--- Record extracts ---

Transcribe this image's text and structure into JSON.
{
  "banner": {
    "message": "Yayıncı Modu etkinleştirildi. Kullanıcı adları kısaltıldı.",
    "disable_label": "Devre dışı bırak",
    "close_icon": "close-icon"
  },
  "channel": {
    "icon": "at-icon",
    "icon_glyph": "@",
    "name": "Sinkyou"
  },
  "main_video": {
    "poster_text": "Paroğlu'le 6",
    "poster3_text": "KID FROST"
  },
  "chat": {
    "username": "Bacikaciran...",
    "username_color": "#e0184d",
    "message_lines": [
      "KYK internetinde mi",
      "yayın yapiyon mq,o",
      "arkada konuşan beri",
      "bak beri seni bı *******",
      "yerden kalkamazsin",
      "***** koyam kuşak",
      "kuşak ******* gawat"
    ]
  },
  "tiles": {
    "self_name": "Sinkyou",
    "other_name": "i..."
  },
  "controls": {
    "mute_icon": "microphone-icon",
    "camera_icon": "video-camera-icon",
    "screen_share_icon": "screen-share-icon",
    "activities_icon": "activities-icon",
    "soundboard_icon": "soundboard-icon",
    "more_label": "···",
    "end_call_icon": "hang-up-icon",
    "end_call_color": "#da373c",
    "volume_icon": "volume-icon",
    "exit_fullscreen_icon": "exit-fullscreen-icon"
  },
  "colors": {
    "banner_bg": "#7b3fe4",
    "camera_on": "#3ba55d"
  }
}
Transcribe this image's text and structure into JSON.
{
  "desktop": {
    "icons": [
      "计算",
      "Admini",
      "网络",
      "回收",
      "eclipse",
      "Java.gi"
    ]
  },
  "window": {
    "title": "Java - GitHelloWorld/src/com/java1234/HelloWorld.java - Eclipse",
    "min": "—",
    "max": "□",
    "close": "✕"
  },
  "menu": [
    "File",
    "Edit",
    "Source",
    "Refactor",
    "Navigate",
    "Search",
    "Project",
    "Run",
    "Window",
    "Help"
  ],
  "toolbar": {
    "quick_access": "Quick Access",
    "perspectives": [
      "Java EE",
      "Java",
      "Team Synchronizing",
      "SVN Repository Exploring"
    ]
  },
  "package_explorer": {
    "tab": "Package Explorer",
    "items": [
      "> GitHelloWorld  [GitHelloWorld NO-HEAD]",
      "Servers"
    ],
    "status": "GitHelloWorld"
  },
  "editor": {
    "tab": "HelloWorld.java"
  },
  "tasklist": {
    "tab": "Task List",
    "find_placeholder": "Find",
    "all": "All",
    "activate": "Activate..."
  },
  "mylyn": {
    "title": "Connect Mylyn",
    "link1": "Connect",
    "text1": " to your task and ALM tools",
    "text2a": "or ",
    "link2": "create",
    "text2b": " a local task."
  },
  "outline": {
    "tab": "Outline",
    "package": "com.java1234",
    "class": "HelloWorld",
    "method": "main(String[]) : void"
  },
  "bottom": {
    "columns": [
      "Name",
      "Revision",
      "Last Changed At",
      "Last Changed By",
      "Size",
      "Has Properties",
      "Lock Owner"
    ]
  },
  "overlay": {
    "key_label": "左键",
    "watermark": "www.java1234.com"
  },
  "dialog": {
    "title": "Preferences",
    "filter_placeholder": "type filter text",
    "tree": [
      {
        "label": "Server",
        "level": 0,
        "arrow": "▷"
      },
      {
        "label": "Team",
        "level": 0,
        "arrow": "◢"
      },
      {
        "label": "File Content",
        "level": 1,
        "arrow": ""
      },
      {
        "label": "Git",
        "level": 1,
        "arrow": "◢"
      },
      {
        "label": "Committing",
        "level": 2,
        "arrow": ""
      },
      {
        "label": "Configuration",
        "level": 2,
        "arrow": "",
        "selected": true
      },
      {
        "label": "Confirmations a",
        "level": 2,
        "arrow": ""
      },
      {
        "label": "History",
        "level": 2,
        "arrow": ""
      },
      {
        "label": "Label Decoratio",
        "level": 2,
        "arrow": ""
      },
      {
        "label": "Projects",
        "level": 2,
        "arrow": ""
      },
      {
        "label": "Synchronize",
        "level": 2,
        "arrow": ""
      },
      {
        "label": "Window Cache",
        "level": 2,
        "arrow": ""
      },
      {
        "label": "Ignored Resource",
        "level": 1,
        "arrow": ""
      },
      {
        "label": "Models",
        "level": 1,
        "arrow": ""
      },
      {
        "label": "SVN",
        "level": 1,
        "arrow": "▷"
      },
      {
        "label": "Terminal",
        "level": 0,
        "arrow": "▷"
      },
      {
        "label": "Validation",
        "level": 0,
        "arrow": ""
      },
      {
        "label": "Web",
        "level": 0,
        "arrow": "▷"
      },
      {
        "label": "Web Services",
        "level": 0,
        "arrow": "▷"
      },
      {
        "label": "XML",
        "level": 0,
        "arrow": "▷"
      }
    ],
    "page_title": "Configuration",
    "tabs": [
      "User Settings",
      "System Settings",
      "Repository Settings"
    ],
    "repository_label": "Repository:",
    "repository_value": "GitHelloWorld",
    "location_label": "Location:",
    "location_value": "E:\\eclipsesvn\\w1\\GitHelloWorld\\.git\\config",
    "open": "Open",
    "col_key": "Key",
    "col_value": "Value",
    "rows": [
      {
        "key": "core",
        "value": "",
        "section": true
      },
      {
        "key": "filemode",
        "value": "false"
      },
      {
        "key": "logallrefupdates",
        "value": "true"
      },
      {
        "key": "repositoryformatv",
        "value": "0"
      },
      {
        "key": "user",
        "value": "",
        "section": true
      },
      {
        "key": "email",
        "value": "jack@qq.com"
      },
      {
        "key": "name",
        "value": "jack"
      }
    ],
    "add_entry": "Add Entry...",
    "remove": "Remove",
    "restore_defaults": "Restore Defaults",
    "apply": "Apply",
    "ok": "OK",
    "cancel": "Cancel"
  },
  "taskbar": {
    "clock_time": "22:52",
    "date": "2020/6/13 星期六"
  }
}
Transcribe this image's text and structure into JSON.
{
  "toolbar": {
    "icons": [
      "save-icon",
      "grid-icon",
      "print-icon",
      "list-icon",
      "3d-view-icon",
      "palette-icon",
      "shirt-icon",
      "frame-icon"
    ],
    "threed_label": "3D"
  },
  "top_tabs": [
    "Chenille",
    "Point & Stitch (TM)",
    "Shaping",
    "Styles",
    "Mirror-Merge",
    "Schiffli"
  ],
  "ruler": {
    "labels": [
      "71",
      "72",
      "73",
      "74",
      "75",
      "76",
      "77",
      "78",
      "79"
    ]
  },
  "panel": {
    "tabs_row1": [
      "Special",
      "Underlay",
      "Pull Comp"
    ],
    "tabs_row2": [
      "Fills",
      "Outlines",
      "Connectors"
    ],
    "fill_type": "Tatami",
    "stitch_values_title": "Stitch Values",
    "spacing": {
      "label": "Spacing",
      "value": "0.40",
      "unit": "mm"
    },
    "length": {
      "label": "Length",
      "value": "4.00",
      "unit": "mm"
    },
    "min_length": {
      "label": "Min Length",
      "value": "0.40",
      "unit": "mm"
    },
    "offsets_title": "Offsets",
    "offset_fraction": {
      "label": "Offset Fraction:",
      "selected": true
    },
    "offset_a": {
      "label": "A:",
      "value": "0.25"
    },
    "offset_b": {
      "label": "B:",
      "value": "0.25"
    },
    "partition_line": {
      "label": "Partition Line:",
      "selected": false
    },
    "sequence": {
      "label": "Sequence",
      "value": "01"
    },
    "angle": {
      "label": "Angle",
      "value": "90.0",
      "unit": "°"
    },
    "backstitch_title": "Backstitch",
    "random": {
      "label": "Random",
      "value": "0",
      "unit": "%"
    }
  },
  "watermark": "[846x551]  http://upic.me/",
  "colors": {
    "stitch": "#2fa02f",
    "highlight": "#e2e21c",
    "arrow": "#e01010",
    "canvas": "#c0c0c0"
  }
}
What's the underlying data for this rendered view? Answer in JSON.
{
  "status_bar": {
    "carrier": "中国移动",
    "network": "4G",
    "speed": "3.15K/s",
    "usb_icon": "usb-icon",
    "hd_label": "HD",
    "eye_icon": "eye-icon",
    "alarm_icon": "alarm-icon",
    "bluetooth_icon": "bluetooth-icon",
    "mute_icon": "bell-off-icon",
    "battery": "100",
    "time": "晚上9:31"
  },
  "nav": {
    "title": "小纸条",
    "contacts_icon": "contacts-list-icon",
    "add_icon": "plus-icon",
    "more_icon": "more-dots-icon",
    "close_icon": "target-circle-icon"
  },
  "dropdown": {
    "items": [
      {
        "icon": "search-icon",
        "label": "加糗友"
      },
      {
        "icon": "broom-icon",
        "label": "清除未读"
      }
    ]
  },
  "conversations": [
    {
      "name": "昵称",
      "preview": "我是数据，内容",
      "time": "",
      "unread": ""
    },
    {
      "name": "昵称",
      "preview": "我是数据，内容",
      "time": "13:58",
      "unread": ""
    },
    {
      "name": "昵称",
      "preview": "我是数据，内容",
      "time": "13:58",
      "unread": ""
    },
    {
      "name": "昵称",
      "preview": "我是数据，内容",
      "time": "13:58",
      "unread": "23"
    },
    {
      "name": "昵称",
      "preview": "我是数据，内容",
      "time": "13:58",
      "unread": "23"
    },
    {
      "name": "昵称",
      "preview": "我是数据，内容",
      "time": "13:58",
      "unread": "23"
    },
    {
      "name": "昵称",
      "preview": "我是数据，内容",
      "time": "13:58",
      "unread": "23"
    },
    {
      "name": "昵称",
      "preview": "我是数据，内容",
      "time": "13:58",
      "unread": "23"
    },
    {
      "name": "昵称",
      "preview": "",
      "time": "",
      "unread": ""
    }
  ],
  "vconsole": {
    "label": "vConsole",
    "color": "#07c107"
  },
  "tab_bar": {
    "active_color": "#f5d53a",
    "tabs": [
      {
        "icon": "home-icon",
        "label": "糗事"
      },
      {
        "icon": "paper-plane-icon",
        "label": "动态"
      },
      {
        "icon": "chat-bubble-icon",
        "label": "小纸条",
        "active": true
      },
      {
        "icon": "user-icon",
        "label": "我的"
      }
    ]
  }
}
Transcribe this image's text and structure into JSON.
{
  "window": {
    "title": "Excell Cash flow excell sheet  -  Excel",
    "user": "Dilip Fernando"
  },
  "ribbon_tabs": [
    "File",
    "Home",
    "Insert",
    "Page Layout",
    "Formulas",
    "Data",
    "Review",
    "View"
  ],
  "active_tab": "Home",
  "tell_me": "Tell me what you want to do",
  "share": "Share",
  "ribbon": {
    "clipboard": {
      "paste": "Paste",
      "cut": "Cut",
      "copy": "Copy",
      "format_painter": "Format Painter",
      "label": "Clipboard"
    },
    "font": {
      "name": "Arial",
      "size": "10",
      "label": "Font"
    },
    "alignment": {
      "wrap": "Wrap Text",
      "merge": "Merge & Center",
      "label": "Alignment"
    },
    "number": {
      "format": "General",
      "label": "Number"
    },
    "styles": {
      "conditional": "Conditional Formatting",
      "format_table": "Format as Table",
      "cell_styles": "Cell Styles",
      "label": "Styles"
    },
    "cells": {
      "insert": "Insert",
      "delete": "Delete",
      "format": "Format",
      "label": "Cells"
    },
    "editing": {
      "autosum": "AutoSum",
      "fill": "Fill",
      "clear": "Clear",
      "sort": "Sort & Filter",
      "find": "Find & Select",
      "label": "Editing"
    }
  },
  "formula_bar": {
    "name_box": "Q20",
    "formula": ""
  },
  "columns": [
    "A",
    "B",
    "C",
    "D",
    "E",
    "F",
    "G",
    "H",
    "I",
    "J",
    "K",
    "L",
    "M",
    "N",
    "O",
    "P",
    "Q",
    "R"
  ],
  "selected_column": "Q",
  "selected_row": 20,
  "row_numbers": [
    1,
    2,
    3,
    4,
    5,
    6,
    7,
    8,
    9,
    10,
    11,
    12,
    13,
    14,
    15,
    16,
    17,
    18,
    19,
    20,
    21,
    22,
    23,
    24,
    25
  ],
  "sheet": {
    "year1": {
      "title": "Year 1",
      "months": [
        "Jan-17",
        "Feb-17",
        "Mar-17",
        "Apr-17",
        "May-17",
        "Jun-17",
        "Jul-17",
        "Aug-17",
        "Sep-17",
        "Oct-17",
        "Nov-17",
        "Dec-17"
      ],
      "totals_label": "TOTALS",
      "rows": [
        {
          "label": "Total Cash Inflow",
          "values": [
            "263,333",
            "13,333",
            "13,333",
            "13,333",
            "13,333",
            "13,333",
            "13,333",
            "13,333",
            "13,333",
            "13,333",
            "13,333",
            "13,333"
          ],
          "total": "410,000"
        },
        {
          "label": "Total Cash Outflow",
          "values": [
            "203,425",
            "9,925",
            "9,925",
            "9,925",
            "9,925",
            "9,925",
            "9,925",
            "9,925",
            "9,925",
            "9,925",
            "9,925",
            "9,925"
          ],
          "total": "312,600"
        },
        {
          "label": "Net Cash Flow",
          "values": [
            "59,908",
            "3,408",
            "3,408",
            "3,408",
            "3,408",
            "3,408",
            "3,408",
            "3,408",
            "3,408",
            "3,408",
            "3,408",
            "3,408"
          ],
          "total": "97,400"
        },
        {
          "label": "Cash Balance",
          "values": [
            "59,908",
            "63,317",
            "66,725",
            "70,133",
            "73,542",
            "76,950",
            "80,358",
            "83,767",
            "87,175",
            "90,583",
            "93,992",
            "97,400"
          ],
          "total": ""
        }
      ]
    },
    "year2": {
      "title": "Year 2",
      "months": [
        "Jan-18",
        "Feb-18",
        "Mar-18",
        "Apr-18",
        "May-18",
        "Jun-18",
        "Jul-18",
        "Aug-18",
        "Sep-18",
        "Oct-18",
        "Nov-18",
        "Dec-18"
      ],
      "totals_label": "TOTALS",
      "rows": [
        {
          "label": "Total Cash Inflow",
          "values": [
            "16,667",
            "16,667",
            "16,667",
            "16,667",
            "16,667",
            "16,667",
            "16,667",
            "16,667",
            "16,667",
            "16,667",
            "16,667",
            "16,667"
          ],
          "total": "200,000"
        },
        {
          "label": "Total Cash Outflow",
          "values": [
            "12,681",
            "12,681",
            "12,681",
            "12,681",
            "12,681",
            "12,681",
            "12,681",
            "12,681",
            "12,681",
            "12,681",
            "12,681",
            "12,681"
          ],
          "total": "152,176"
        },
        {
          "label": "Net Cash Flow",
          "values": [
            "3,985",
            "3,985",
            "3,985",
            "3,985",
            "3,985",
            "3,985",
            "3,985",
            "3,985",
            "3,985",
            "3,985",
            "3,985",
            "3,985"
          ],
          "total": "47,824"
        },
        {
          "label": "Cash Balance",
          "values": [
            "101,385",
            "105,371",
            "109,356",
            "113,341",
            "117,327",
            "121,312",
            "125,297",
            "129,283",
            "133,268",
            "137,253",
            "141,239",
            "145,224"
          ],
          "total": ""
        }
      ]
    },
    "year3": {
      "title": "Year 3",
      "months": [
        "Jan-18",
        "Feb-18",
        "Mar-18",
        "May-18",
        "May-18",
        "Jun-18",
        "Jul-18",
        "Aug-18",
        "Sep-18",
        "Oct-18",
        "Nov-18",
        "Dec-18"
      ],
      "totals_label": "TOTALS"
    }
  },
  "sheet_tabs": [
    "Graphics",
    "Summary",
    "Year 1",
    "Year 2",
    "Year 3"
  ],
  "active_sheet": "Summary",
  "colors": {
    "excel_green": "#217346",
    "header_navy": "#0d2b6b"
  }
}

---

◆ Requirement
Scan the entries above for the word "watermark" and collect each line holding it.

◆ Correct output
    "watermark": "www.java1234.com"
  "watermark": "[846x551]  http://upic.me/",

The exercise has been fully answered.